- _Your instructions_: Scan the records for lines with the string "rates". Say how many there are, and add nothing.

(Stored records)
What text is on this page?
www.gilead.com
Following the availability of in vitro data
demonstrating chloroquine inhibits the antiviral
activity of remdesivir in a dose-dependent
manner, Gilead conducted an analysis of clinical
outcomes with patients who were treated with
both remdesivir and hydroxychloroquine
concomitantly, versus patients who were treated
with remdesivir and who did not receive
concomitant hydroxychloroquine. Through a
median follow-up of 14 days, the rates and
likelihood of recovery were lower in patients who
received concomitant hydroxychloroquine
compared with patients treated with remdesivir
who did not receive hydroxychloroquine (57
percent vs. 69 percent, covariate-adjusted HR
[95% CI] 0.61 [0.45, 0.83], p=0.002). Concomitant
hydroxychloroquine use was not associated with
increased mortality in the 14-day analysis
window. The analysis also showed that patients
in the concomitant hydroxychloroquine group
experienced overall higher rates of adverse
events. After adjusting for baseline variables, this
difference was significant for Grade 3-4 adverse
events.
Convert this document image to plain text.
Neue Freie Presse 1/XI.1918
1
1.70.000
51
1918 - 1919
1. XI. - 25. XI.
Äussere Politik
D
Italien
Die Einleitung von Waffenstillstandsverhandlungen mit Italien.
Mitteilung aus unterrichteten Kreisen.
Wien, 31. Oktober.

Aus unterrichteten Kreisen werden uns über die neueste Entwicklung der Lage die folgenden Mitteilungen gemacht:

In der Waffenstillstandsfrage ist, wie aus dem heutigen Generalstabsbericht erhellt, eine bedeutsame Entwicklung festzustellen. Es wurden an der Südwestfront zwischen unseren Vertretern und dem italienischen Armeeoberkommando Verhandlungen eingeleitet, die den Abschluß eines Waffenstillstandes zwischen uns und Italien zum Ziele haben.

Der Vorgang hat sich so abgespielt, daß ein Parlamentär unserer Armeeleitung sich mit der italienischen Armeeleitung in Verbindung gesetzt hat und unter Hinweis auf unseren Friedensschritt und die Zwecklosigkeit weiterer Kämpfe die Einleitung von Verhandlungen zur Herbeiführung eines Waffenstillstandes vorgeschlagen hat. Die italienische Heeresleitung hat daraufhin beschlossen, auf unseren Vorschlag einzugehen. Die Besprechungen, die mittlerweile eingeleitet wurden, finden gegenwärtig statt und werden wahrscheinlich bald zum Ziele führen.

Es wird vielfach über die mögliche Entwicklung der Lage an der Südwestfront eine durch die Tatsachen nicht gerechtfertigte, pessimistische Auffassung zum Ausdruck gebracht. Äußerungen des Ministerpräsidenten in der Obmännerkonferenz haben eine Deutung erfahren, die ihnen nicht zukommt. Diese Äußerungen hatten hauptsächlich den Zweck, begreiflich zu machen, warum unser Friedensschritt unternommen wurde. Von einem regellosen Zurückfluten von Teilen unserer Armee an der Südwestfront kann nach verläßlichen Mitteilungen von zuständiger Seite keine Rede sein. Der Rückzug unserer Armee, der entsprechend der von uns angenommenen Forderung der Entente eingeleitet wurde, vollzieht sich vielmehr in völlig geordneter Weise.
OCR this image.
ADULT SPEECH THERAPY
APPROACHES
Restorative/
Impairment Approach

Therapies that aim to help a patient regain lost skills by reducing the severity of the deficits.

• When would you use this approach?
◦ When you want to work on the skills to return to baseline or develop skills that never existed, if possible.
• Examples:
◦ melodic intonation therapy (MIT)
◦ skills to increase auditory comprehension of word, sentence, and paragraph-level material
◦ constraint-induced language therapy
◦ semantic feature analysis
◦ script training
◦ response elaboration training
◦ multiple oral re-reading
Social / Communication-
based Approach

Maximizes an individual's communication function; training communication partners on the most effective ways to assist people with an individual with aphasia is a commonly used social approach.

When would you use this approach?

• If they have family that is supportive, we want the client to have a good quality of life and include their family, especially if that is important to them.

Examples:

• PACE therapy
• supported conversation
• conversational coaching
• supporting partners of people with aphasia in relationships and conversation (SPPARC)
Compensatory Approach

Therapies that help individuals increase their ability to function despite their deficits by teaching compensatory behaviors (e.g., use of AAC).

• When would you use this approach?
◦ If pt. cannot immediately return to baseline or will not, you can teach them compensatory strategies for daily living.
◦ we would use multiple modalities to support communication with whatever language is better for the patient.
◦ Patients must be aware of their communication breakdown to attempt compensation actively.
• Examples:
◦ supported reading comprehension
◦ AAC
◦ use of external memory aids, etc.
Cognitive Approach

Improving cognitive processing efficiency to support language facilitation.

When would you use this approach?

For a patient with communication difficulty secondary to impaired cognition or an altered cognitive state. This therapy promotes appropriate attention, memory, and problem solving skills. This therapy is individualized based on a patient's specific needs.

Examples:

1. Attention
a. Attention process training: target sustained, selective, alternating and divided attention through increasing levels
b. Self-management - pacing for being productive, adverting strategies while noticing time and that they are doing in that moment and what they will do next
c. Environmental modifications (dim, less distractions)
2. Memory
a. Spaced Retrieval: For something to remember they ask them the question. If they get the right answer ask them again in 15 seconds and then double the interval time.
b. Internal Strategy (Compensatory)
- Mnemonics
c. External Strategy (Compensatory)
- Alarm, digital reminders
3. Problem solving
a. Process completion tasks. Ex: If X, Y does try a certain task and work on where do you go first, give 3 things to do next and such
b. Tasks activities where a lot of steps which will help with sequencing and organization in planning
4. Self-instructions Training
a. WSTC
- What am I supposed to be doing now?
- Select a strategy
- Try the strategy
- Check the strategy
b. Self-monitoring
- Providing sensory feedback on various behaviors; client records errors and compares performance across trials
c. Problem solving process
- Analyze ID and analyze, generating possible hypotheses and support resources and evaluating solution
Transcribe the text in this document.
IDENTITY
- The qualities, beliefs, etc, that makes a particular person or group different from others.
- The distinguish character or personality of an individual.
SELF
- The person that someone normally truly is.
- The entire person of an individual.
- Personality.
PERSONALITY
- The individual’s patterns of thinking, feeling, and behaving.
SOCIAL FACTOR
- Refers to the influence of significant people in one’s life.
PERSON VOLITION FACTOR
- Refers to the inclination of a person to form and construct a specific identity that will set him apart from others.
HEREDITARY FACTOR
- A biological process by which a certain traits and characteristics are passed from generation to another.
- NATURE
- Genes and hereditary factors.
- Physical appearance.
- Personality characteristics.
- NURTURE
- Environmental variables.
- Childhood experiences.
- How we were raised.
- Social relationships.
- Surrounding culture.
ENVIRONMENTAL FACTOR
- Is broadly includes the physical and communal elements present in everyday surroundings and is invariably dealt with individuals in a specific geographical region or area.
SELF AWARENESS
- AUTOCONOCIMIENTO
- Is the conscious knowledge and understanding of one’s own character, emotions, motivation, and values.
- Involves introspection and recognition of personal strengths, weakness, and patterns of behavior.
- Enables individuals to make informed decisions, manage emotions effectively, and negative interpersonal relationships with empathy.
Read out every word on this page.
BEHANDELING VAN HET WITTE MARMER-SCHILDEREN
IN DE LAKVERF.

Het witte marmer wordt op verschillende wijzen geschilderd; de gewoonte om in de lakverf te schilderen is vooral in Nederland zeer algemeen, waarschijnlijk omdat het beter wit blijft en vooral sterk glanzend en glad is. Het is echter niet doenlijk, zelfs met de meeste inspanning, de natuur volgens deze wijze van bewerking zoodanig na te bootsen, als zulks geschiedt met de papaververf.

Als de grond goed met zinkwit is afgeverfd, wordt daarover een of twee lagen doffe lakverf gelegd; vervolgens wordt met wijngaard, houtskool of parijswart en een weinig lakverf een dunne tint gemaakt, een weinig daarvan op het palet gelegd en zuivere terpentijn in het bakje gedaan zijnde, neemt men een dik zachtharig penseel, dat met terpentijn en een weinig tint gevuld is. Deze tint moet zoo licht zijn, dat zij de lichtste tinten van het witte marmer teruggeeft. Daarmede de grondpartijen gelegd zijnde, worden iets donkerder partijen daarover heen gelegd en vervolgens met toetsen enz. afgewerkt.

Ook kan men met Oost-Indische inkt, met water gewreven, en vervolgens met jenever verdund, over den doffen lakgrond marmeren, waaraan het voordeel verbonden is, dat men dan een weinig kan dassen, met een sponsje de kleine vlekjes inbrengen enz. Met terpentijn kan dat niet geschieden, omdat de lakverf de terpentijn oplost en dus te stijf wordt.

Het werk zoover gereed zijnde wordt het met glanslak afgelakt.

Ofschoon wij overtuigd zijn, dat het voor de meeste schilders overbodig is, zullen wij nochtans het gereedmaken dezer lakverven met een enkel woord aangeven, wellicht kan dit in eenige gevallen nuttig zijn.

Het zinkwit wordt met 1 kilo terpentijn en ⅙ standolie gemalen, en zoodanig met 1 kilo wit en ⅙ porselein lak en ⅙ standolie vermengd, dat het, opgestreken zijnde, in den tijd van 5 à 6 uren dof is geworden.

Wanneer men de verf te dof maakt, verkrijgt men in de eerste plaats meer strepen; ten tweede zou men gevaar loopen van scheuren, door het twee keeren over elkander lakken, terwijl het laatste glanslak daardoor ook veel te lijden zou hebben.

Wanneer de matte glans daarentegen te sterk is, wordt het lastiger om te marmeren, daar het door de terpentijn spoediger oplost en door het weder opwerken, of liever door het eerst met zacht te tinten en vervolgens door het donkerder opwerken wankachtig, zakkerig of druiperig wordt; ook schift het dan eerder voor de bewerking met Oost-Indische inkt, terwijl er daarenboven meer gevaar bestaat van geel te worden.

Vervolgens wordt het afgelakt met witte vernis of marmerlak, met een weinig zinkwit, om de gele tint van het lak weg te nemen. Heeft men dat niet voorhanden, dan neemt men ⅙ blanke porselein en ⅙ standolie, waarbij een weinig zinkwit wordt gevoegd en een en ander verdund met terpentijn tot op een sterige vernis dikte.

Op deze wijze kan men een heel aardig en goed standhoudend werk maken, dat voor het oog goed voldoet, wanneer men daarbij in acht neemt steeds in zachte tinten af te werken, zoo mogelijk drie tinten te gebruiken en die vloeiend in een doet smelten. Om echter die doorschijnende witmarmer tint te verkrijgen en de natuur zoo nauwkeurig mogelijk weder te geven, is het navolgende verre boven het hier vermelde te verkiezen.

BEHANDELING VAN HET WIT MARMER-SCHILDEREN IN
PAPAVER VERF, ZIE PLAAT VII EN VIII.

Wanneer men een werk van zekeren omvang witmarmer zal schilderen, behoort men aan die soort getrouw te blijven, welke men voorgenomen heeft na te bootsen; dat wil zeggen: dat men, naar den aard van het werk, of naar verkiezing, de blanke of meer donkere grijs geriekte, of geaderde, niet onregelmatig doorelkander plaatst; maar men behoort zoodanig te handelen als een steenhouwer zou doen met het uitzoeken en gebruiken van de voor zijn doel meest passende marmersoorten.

- _Response area_: 2